» **GIVEN TASK**
Turn every line of the listing below into a numbered list, leaving out any blank lines.

START GIVEN DATA

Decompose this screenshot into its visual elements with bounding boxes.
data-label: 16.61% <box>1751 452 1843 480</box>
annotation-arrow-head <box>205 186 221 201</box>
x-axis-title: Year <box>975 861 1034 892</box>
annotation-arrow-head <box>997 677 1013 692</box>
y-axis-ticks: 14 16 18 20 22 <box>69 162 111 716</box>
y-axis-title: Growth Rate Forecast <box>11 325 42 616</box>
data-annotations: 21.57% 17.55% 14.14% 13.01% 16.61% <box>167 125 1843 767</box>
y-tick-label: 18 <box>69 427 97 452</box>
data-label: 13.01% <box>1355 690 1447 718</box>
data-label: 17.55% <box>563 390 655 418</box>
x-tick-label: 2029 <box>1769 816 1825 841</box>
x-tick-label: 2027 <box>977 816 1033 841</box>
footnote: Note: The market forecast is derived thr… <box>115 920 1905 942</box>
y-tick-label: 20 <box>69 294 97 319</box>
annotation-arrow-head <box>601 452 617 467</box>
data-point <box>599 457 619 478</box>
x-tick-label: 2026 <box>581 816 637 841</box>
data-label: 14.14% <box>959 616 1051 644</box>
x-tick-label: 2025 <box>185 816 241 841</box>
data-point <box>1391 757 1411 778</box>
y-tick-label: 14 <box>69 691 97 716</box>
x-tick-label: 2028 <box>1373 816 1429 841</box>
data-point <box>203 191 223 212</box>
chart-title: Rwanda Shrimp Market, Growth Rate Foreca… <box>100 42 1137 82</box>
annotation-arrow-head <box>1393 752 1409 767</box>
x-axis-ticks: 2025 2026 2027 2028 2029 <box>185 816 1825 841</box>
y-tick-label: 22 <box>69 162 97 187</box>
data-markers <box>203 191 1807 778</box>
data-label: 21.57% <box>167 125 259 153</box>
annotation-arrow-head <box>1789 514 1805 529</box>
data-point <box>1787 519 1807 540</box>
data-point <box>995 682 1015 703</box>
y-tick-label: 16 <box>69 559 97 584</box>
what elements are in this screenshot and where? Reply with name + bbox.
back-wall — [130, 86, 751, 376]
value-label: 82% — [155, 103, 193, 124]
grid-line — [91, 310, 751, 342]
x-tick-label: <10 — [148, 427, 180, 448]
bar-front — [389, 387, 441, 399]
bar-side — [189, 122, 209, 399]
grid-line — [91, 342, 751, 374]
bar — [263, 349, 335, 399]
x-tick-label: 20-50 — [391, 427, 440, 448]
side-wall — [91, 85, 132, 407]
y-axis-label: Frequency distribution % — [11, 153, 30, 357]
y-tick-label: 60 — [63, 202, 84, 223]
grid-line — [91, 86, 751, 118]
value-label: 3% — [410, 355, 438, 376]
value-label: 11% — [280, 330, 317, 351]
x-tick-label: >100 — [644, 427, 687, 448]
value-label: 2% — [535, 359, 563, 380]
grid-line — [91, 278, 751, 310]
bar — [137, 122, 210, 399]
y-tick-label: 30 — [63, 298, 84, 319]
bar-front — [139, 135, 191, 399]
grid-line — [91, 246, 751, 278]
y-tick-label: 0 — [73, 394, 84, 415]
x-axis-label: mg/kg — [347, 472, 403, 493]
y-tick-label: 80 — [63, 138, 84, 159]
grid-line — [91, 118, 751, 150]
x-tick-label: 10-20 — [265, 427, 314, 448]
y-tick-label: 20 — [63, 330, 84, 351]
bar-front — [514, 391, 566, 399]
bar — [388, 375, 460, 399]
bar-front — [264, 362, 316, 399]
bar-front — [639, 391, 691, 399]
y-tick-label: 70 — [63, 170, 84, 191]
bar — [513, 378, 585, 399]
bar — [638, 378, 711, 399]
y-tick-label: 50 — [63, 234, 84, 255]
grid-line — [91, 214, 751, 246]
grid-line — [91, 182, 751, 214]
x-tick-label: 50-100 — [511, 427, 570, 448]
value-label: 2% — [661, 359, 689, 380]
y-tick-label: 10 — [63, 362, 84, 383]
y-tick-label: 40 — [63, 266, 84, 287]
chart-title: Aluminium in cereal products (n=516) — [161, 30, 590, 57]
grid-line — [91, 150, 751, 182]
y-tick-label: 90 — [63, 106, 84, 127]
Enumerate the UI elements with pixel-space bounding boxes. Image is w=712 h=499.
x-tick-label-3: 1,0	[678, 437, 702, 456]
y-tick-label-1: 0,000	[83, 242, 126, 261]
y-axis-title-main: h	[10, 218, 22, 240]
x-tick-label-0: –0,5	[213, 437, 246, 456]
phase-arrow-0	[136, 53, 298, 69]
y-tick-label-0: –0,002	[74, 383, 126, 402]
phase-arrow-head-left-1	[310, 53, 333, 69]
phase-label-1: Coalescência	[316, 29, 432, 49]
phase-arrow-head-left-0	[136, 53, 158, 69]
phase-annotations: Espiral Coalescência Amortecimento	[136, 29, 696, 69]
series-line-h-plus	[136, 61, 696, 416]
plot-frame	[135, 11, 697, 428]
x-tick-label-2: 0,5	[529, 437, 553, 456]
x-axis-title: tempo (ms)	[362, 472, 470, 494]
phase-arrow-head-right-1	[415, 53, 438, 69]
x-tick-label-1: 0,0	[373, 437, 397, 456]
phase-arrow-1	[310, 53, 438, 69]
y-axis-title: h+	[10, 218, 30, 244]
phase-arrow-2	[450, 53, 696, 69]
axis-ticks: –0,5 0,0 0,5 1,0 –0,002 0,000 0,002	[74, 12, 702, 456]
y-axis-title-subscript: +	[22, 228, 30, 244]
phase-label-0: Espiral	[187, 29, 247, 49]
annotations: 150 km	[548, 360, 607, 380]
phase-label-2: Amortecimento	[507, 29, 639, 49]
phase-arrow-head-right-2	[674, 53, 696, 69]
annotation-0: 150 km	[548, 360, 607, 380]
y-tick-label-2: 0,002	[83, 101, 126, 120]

END GIVEN DATA

» **RESPONSE**
1. Decompose this screenshot into its visual elements with bounding boxes.
2. data-label: 16.61% <box>1751 452 1843 480</box>
3. annotation-arrow-head <box>205 186 221 201</box>
4. x-axis-title: Year <box>975 861 1034 892</box>
5. annotation-arrow-head <box>997 677 1013 692</box>
6. y-axis-ticks: 14 16 18 20 22 <box>69 162 111 716</box>
7. y-axis-title: Growth Rate Forecast <box>11 325 42 616</box>
8. data-annotations: 21.57% 17.55% 14.14% 13.01% 16.61% <box>167 125 1843 767</box>
9. y-tick-label: 18 <box>69 427 97 452</box>
10. data-label: 13.01% <box>1355 690 1447 718</box>
11. data-label: 17.55% <box>563 390 655 418</box>
12. x-tick-label: 2029 <box>1769 816 1825 841</box>
13. x-tick-label: 2027 <box>977 816 1033 841</box>
14. footnote: Note: The market forecast is derived thr… <box>115 920 1905 942</box>
15. y-tick-label: 20 <box>69 294 97 319</box>
16. annotation-arrow-head <box>601 452 617 467</box>
17. data-point <box>599 457 619 478</box>
18. x-tick-label: 2026 <box>581 816 637 841</box>
19. data-label: 14.14% <box>959 616 1051 644</box>
20. x-tick-label: 2025 <box>185 816 241 841</box>
21. data-point <box>1391 757 1411 778</box>
22. y-tick-label: 14 <box>69 691 97 716</box>
23. x-tick-label: 2028 <box>1373 816 1429 841</box>
24. data-point <box>203 191 223 212</box>
25. chart-title: Rwanda Shrimp Market, Growth Rate Foreca… <box>100 42 1137 82</box>
26. annotation-arrow-head <box>1393 752 1409 767</box>
27. x-axis-ticks: 2025 2026 2027 2028 2029 <box>185 816 1825 841</box>
28. y-tick-label: 22 <box>69 162 97 187</box>
29. data-markers <box>203 191 1807 778</box>
30. data-label: 21.57% <box>167 125 259 153</box>
31. annotation-arrow-head <box>1789 514 1805 529</box>
32. data-point <box>1787 519 1807 540</box>
33. data-point <box>995 682 1015 703</box>
34. y-tick-label: 16 <box>69 559 97 584</box>
35. what elements are in this screenshot and where? Reply with name + bbox.
36. back-wall — [130, 86, 751, 376]
37. value-label: 82% — [155, 103, 193, 124]
38. grid-line — [91, 310, 751, 342]
39. x-tick-label: <10 — [148, 427, 180, 448]
40. bar-front — [389, 387, 441, 399]
41. bar-side — [189, 122, 209, 399]
42. grid-line — [91, 342, 751, 374]
43. bar — [263, 349, 335, 399]
44. x-tick-label: 20-50 — [391, 427, 440, 448]
45. side-wall — [91, 85, 132, 407]
46. y-axis-label: Frequency distribution % — [11, 153, 30, 357]
47. y-tick-label: 60 — [63, 202, 84, 223]
48. grid-line — [91, 86, 751, 118]
49. value-label: 3% — [410, 355, 438, 376]
50. value-label: 11% — [280, 330, 317, 351]
51. x-tick-label: >100 — [644, 427, 687, 448]
52. value-label: 2% — [535, 359, 563, 380]
53. grid-line — [91, 278, 751, 310]
54. bar — [137, 122, 210, 399]
55. y-tick-label: 30 — [63, 298, 84, 319]
56. bar-front — [139, 135, 191, 399]
57. grid-line — [91, 246, 751, 278]
58. y-tick-label: 0 — [73, 394, 84, 415]
59. x-axis-label: mg/kg — [347, 472, 403, 493]
60. y-tick-label: 80 — [63, 138, 84, 159]
61. grid-line — [91, 118, 751, 150]
62. x-tick-label: 10-20 — [265, 427, 314, 448]
63. y-tick-label: 20 — [63, 330, 84, 351]
64. bar-front — [514, 391, 566, 399]
65. bar — [388, 375, 460, 399]
66. bar-front — [264, 362, 316, 399]
67. bar-front — [639, 391, 691, 399]
68. y-tick-label: 70 — [63, 170, 84, 191]
69. bar — [513, 378, 585, 399]
70. bar — [638, 378, 711, 399]
71. y-tick-label: 50 — [63, 234, 84, 255]
72. grid-line — [91, 214, 751, 246]
73. grid-line — [91, 182, 751, 214]
74. x-tick-label: 50-100 — [511, 427, 570, 448]
75. value-label: 2% — [661, 359, 689, 380]
76. y-tick-label: 10 — [63, 362, 84, 383]
77. y-tick-label: 40 — [63, 266, 84, 287]
78. chart-title: Aluminium in cereal products (n=516) — [161, 30, 590, 57]
79. grid-line — [91, 150, 751, 182]
80. y-tick-label: 90 — [63, 106, 84, 127]
81. Enumerate the UI elements with pixel-space bounding boxes. Image is w=712 h=499.
82. x-tick-label-3: 1,0	[678, 437, 702, 456]
83. y-tick-label-1: 0,000	[83, 242, 126, 261]
84. y-axis-title-main: h	[10, 218, 22, 240]
85. x-tick-label-0: –0,5	[213, 437, 246, 456]
86. phase-arrow-0	[136, 53, 298, 69]
87. y-tick-label-0: –0,002	[74, 383, 126, 402]
88. phase-arrow-head-left-1	[310, 53, 333, 69]
89. phase-label-1: Coalescência	[316, 29, 432, 49]
90. phase-arrow-head-left-0	[136, 53, 158, 69]
91. phase-annotations: Espiral Coalescência Amortecimento	[136, 29, 696, 69]
92. series-line-h-plus	[136, 61, 696, 416]
93. plot-frame	[135, 11, 697, 428]
94. x-tick-label-2: 0,5	[529, 437, 553, 456]
95. x-axis-title: tempo (ms)	[362, 472, 470, 494]
96. phase-arrow-head-right-1	[415, 53, 438, 69]
97. x-tick-label-1: 0,0	[373, 437, 397, 456]
98. phase-arrow-1	[310, 53, 438, 69]
99. y-axis-title: h+	[10, 218, 30, 244]
100. phase-arrow-2	[450, 53, 696, 69]
101. axis-ticks: –0,5 0,0 0,5 1,0 –0,002 0,000 0,002	[74, 12, 702, 456]
102. y-axis-title-subscript: +	[22, 228, 30, 244]
103. phase-label-0: Espiral	[187, 29, 247, 49]
104. annotations: 150 km	[548, 360, 607, 380]
105. phase-label-2: Amortecimento	[507, 29, 639, 49]
106. phase-arrow-head-right-2	[674, 53, 696, 69]
107. annotation-0: 150 km	[548, 360, 607, 380]
108. y-tick-label-2: 0,002	[83, 101, 126, 120]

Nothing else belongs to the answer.